======== TEXT TO READ

Sunday 27 March 2016

Easter 1916 : Commemorating a hundred years on



    
                                                                           


     Today is a day of importance, pride, commemoration in Ireland. Today we mark the centenary of the Easter Rising,  Dublin 1916, when the Irish Republic was proclaimed. Easter 1916 has always been viewed as 'the pivitol moment' in Irish History. It was from this spark that led to Ireland's independence in subsequent years. This  is an area of History which has been much contested thus  has always captivated me.  It is a dynamic story, that prompts analyzing and demystifying.  Most importantly, it is a story that resonates with every believer of,  to paraphrase Seamus Heaney's words, hope and history rhyming. 

    Why is it important? A hundred years on we still dwell on that same question.  It has been discussed, investigated ,interpreted  and revised by politicians, historians and artists for decades now. Our nation as we now know it was born from myth, mysticism, hope and dreams.  Yet the event  of the actual rebellion itself was 'farcical' as many historians say. Too rash, too ill conceived, too unprepared, too naive. There are many great opinions on the details of the prelude to the Rising, the Rising itself and its aftermath. Recommended listening : https://soundcloud.com/history-hub/sets/1916-rising

     It is the issue of commemoration today in 2016 that fascinates myself and many.  Commemoration is complex. It rekindles our thoughts on pre-conceived notions of an event we thought we knew well. It 'connects us with people from the past', as historian Charles Townshend remarks. This centenary not only celebrates the achievements of the Rising, but confronts the reality of the triumph of failure as it is well known in a new way for Ireland as a nation.  Commemoration should, as Townshend puts it 'be experienced with a degree of objective detachment' which was unthinkable of in the past. Politics were at the forefront before. How can we properly evaluate the significance of not just History  but memories if we are too attached? This is perhaps the message of the 1916 commemorations.  Does the bloodshed  during the decade of death from 1913-23, of which over 6000 died actually validate freedom?  As W.B. Yeat's questioned 'was it needless death after all?' Was it unavoidable  or pernicious?  Did it have the true welfare of Irishmen and Irish women at it's core, as stated in the Proclamation? Has the democratic system that the Rising envisioned and that was instigated in the War of Independence, been adequate?

================
======== GIVEN ENTRIES

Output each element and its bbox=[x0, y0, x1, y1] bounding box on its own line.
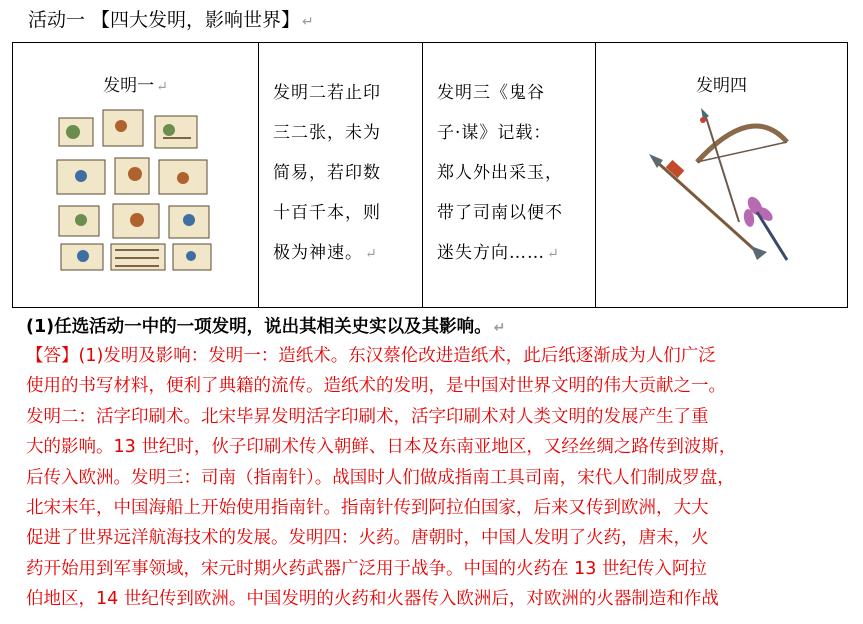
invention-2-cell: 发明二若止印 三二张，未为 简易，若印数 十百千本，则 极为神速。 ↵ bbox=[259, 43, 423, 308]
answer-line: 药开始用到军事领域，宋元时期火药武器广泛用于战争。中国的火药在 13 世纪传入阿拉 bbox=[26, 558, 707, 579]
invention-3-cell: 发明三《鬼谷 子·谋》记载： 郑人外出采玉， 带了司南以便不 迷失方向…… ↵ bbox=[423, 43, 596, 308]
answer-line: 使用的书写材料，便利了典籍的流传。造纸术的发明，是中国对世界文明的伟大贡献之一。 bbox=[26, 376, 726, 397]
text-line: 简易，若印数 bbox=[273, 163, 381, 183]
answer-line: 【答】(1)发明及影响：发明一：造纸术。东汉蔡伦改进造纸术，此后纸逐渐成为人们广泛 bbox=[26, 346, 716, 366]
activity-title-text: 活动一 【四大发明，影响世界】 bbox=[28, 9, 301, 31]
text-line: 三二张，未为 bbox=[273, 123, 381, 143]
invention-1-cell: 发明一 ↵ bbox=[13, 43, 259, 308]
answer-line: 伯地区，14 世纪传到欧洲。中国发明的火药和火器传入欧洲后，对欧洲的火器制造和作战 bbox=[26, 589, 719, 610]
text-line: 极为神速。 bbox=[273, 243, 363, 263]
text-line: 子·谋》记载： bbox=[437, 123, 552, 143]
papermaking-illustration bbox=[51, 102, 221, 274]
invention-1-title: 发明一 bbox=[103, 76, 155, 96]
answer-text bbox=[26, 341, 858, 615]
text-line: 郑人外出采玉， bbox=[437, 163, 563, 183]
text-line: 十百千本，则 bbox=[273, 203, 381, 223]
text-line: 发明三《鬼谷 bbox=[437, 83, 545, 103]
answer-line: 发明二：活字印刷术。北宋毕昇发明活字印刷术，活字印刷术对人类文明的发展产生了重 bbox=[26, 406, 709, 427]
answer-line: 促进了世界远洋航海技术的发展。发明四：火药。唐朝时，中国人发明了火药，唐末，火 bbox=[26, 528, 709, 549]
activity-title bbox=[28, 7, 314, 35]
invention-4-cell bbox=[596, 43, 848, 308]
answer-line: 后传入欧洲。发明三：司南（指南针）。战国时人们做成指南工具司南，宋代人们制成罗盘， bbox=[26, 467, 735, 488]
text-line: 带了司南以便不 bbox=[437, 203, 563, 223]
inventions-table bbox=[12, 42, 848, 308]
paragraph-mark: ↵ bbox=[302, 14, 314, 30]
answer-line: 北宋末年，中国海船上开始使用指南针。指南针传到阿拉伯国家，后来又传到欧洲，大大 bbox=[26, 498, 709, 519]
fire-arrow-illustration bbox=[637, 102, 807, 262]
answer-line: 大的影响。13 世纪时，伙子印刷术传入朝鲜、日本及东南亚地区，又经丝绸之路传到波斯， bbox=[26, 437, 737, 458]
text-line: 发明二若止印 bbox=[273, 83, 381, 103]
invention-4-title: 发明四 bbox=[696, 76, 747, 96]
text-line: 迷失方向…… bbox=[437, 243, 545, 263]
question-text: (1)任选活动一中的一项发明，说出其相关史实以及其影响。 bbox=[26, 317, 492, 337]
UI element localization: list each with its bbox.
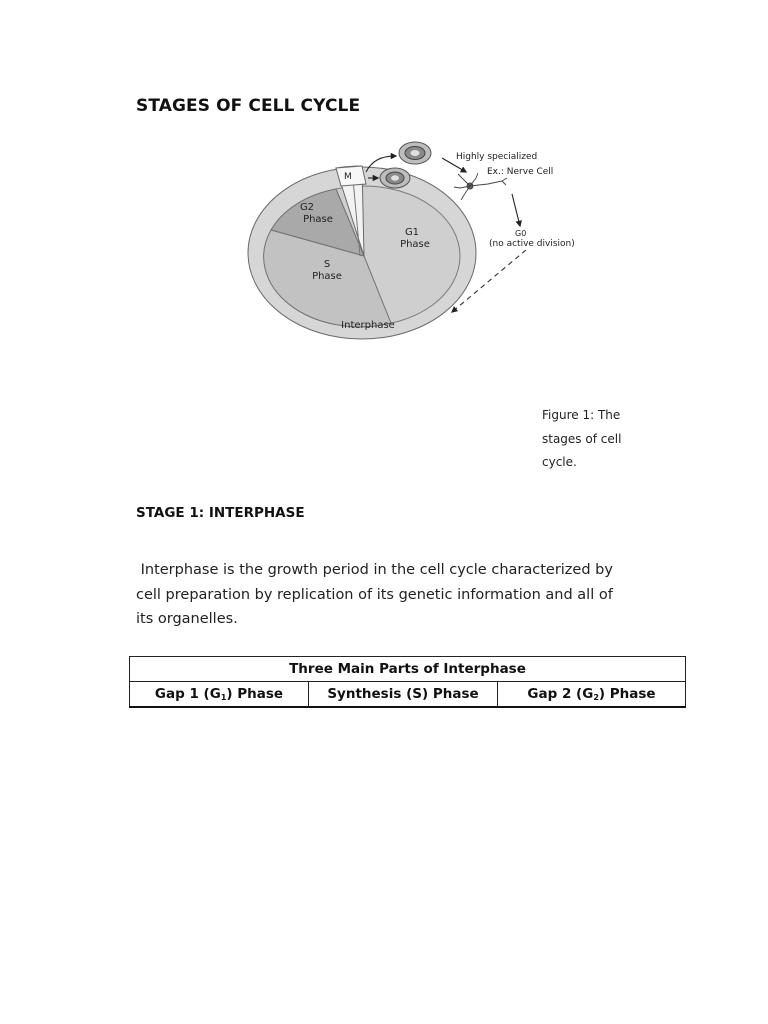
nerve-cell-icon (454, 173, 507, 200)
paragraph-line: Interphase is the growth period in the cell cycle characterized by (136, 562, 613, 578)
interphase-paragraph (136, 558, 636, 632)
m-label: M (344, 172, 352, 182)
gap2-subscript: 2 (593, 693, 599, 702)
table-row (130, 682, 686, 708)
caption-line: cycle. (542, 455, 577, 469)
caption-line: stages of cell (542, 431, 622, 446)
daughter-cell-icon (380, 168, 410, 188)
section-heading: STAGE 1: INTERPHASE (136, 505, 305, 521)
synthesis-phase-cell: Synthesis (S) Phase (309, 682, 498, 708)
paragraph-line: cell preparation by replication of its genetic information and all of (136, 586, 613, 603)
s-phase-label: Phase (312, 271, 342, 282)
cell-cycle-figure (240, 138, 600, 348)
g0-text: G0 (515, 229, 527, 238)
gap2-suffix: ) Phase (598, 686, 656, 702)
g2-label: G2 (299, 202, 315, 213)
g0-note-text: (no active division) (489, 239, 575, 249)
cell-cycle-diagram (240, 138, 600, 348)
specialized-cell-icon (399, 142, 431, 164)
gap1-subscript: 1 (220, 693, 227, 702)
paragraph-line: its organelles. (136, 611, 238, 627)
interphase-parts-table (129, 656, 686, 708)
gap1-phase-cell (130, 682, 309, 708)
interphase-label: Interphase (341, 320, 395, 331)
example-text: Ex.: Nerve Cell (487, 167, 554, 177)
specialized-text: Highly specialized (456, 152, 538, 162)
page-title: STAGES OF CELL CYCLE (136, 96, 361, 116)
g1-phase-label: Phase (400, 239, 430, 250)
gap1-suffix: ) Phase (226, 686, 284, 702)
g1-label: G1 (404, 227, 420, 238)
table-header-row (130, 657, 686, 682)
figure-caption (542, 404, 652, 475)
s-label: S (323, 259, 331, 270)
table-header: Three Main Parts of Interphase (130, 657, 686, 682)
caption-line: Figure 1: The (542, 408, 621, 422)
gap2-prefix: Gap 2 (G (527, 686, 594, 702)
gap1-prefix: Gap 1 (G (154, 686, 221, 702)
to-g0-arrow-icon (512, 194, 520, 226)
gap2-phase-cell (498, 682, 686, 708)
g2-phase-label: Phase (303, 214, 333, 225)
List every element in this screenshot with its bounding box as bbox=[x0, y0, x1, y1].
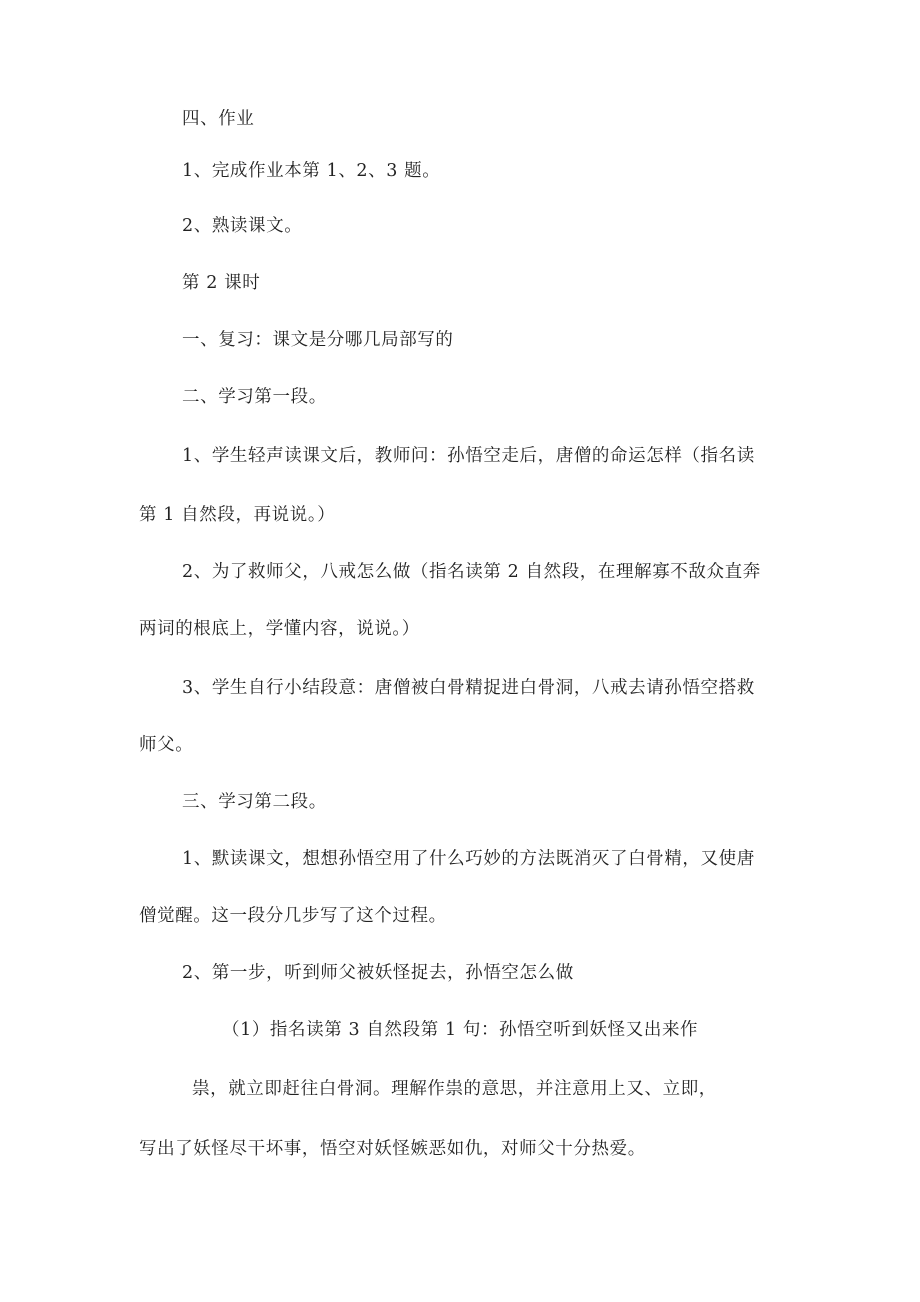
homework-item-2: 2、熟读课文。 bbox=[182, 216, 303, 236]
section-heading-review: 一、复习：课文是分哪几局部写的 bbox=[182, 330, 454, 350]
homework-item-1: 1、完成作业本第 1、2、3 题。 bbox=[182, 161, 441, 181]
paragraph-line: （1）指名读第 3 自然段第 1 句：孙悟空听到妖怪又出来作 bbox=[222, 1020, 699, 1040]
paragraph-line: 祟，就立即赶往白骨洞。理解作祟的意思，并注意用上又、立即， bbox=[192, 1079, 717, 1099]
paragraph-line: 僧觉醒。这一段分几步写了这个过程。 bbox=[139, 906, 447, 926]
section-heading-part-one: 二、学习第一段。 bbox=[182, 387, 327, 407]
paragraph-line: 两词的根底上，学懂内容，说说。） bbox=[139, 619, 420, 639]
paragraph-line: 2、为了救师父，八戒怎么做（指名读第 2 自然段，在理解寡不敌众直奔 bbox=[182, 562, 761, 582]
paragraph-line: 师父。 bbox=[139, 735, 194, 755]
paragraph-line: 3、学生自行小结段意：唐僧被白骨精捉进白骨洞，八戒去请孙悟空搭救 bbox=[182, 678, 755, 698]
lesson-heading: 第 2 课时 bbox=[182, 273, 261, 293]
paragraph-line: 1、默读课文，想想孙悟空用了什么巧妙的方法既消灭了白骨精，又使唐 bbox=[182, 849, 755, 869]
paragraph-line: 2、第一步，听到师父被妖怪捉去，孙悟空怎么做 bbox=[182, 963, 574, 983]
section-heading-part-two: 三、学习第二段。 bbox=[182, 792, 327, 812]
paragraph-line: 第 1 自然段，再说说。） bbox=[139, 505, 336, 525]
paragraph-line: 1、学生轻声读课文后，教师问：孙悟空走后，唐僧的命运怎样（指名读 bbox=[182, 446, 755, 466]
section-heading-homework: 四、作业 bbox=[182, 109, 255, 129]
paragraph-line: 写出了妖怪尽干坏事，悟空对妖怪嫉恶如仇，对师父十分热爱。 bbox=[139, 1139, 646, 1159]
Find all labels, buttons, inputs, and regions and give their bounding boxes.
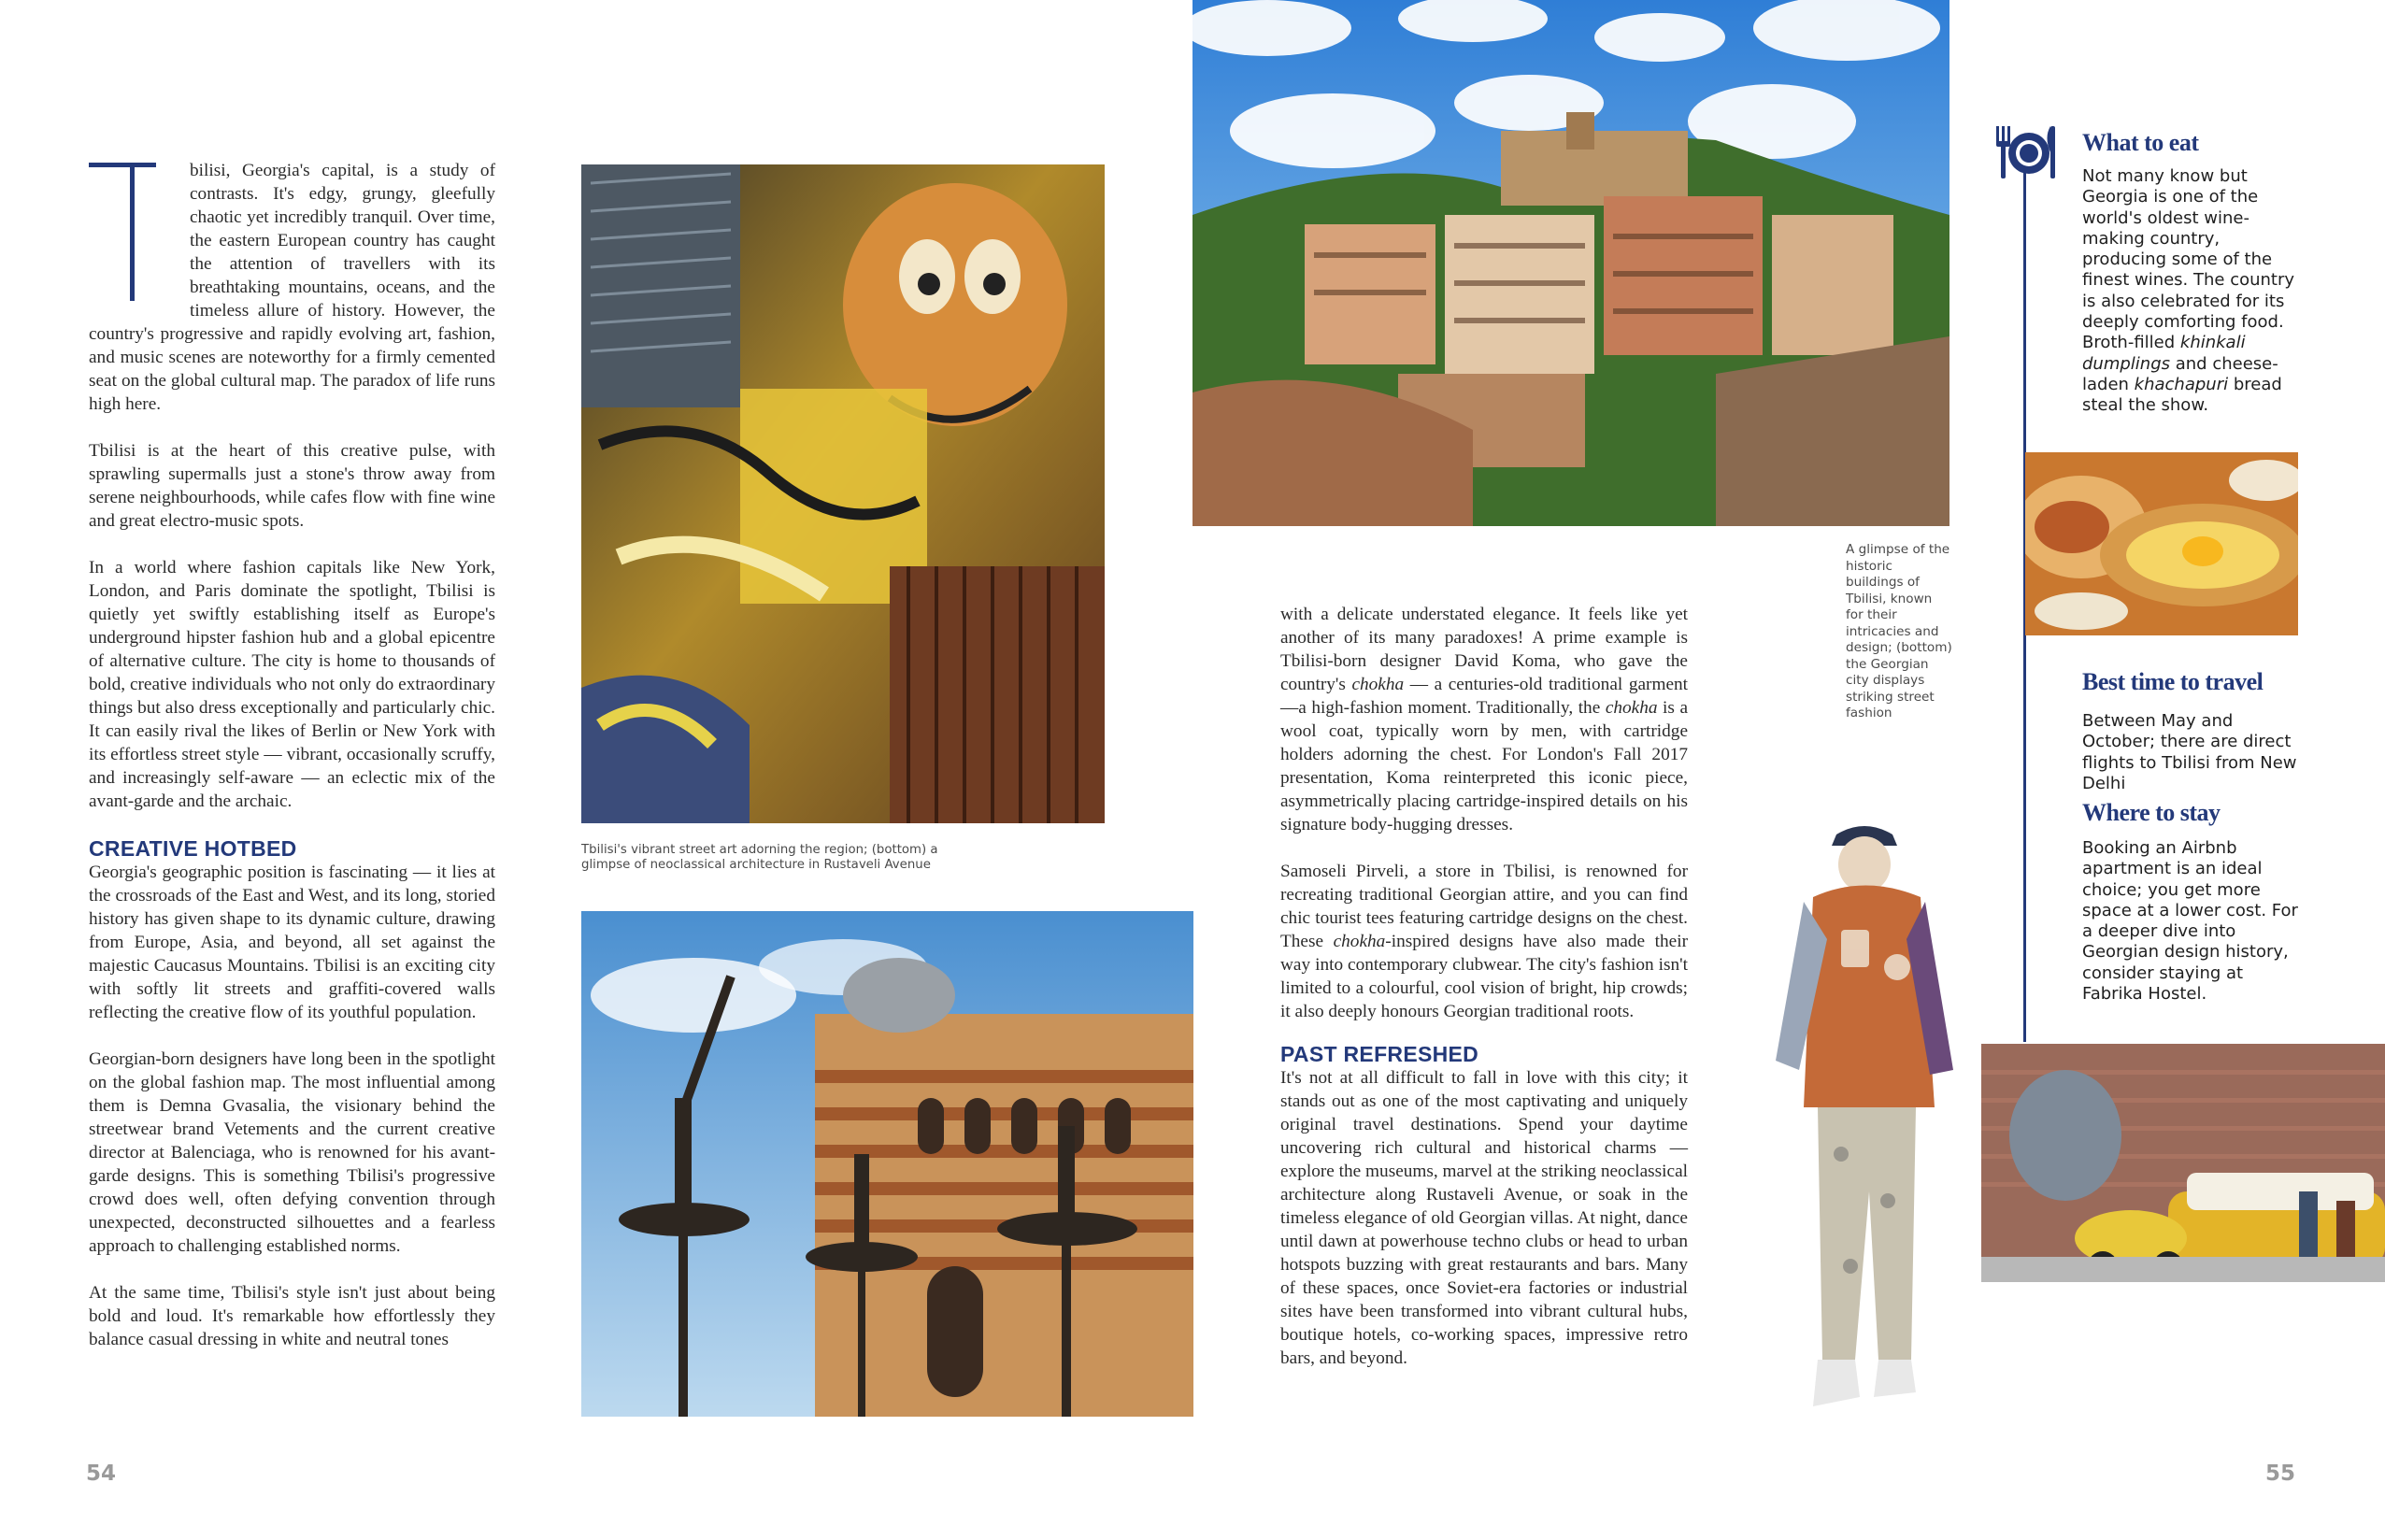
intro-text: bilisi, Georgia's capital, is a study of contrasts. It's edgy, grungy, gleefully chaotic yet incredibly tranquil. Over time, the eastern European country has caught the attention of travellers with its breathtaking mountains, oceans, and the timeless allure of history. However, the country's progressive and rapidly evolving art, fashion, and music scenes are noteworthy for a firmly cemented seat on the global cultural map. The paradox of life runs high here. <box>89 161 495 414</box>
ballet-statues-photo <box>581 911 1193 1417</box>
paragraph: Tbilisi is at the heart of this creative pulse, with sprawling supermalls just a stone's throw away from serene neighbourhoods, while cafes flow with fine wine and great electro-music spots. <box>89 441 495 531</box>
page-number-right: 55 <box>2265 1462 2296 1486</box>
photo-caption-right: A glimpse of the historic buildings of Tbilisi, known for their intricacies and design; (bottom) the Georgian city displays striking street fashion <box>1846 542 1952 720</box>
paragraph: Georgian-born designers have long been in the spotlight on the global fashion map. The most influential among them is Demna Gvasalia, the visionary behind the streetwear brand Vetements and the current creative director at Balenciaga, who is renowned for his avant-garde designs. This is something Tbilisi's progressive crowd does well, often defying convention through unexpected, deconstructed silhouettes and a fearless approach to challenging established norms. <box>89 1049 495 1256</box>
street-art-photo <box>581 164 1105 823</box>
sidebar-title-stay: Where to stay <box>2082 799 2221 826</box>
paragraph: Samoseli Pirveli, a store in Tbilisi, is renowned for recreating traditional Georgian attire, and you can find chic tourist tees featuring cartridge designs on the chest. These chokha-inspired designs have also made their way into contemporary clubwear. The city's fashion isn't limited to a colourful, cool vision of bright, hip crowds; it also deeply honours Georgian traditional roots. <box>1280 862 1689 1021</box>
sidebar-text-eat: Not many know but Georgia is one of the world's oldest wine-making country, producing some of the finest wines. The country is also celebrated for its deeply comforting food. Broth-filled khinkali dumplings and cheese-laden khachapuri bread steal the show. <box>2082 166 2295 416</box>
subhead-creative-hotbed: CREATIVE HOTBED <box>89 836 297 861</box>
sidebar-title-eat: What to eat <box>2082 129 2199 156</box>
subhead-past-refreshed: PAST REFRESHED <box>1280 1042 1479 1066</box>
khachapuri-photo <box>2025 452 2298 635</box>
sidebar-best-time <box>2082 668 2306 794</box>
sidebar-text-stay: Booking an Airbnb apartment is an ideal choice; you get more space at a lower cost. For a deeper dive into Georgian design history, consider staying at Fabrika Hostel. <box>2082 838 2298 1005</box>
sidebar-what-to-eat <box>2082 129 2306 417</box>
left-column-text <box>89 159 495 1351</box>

================

## STATED PROBLEM A
Answer these questions from the Easter Rising post:
(i) What was proclaimed in Dublin in 1916?
(ii) Which historian does the post quote on commemoration?
(iii) How many people died during the decade of death from 1913-23?
## STATED PROBLEM B
Decide whether each statement agrees with the Easter Rising post. Answer yes or no and quote the words that decide it.
(i) Many historians call the actual rebellion farcical.
(ii) Politics played no part in earlier commemorations.
(iii) The post paraphrases Seamus Heaney.
The records are separate material and have no connection to the Easter Rising post.

## CORRECT ANSWER A
(i) The Irish Republic.
(ii) Charles Townshend.
(iii) Over 6000.

## CORRECT ANSWER B
(i) Yes: "Yet the event  of the actual rebellion itself was 'farcical' as many historians say."
(ii) No: "Politics were at the forefront before."
(iii) Yes: "to paraphrase Seamus Heaney's words, hope and history rhyming"